=== Problem to solve ===
From the records, pick out and copy each line containing "根据题意得".

Saved entries:
§
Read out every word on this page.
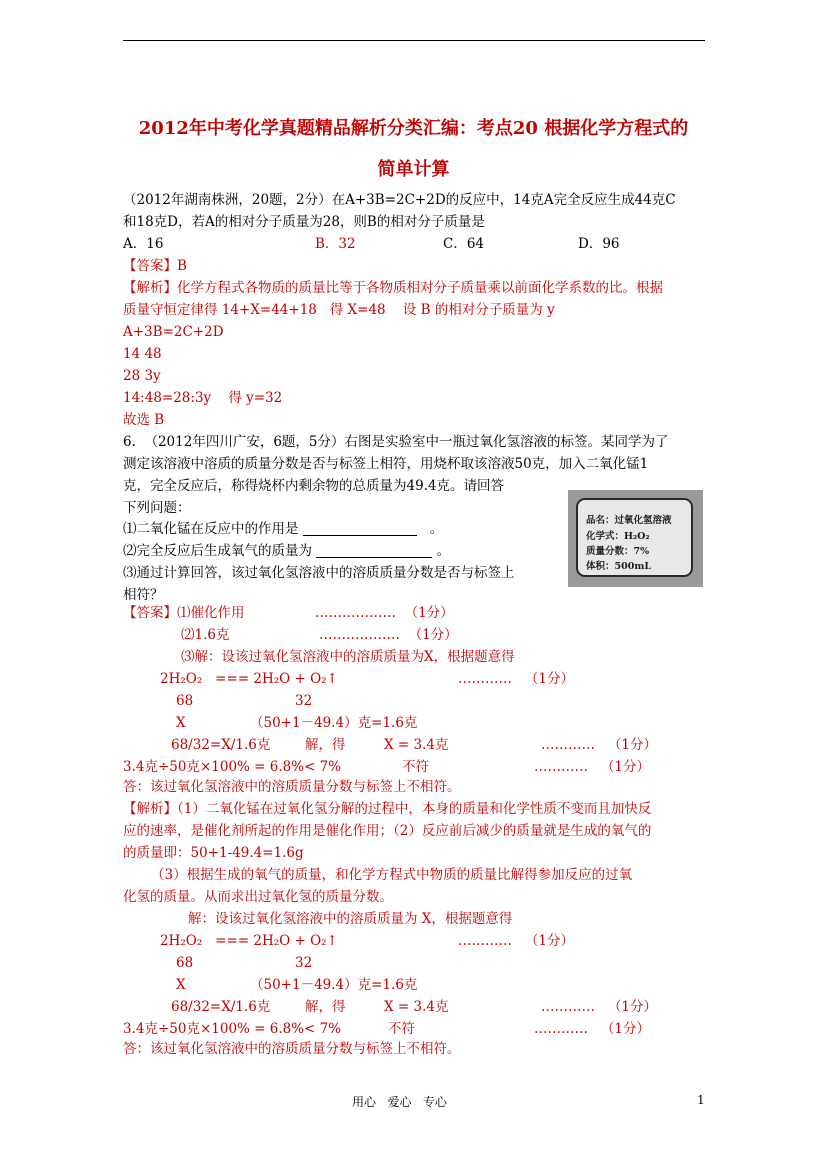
2012年中考化学真题精品解析分类汇编：考点20 根据化学方程式的
简单计算
（2012年湖南株洲，20题，2分）在A+3B=2C+2D的反应中，14克A完全反应生成44克C
和18克D，若A的相对分子质量为28，则B的相对分子质量是
A．16	B．32	C．64	D．96
【答案】B
【解析】化学方程式各物质的质量比等于各物质相对分子质量乘以前面化学系数的比。根据
质量守恒定律得 14+X=44+18   得 X=48    设 B 的相对分子质量为 y
A+3B=2C+2D
14 48
28 3y
14:48=28:3y    得 y=32
故选 B
6.  （2012年四川广安，6题，5分）右图是实验室中一瓶过氧化氢溶液的标签。某同学为了
测定该溶液中溶质的质量分数是否与标签上相符，用烧杯取该溶液50克，加入二氧化锰1
克，完全反应后，称得烧杯内剩余物的总质量为49.4克。请回答
下列问题：
⑴二氧化锰在反应中的作用是	。
⑵完全反应后生成氧气的质量为	。
⑶通过计算回答，该过氧化氢溶液中的溶质质量分数是否与标签上
相符？
品名：过氧化氢溶液
化学式：H₂O₂
质量分数：7%
体积：500mL
【答案】⑴催化作用	………………  （1分）
⑵1.6克	………………  （1分）
⑶解：设该过氧化氢溶液中的溶质质量为X，根据题意得
2H₂O₂   === 2H₂O + O₂↑	…………   （1分）
68	32
X	（50+1－49.4）克=1.6克
68/32=X/1.6克	解，得	X = 3.4克	…………   （1分）
3.4克÷50克×100% = 6.8%< 7%	不符	…………   （1分）
答：该过氧化氢溶液中的溶质质量分数与标签上不相符。
【解析】（1）二氧化锰在过氧化氢分解的过程中，本身的质量和化学性质不变而且加快反
应的速率，是催化剂所起的作用是催化作用；（2）反应前后减少的质量就是生成的氧气的
的质量即：50+1-49.4=1.6g
（3）根据生成的氧气的质量，和化学方程式中物质的质量比解得参加反应的过氧
化氢的质量。从而求出过氧化氢的质量分数。
解：设该过氧化氢溶液中的溶质质量为 X，根据题意得
2H₂O₂   === 2H₂O + O₂↑	…………   （1分）
68	32
X	（50+1－49.4）克=1.6克
68/32=X/1.6克	解，得	X = 3.4克	…………   （1分）
3.4克÷50克×100% = 6.8%< 7%	不符	…………   （1分）
答：该过氧化氢溶液中的溶质质量分数与标签上不相符。
用心   爱心   专心	1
§
=== Finished task ===
⑶解：设该过氧化氢溶液中的溶质质量为X，根据题意得
解：设该过氧化氢溶液中的溶质质量为 X，根据题意得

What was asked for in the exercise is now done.